■ What the task asks
Return the material word for word. Do not include the pictures.

# # # # #

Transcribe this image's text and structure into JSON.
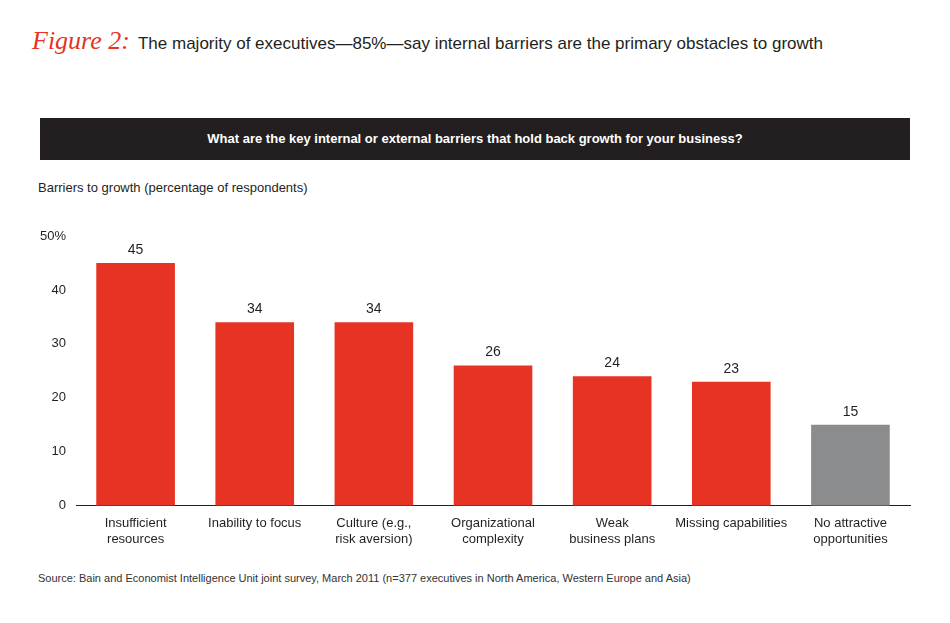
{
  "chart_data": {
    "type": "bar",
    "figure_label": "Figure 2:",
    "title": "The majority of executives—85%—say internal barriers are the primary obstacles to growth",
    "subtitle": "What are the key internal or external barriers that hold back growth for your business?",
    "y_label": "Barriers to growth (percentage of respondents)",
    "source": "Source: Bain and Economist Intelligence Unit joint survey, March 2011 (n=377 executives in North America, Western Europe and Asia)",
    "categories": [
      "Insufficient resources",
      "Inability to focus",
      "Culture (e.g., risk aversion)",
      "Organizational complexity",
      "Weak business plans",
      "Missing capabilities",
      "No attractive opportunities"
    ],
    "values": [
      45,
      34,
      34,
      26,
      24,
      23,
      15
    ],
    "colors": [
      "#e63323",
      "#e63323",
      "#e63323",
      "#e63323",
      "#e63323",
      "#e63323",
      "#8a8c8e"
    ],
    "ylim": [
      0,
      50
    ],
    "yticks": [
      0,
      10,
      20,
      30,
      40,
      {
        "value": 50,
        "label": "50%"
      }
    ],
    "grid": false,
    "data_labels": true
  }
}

# # # # #

■ Task response
Transcribe this image's text and structure into JSON.
{
  "chart_data": {
    "type": "bar",
    "figure_label": "Figure 2:",
    "title": "The majority of executives—85%—say internal barriers are the primary obstacles to growth",
    "subtitle": "What are the key internal or external barriers that hold back growth for your business?",
    "y_label": "Barriers to growth (percentage of respondents)",
    "source": "Source: Bain and Economist Intelligence Unit joint survey, March 2011 (n=377 executives in North America, Western Europe and Asia)",
    "categories": [
      "Insufficient resources",
      "Inability to focus",
      "Culture (e.g., risk aversion)",
      "Organizational complexity",
      "Weak business plans",
      "Missing capabilities",
      "No attractive opportunities"
    ],
    "values": [
      45,
      34,
      34,
      26,
      24,
      23,
      15
    ],
    "colors": [
      "#e63323",
      "#e63323",
      "#e63323",
      "#e63323",
      "#e63323",
      "#e63323",
      "#8a8c8e"
    ],
    "ylim": [
      0,
      50
    ],
    "yticks": [
      0,
      10,
      20,
      30,
      40,
      {
        "value": 50,
        "label": "50%"
      }
    ],
    "grid": false,
    "data_labels": true
  }
}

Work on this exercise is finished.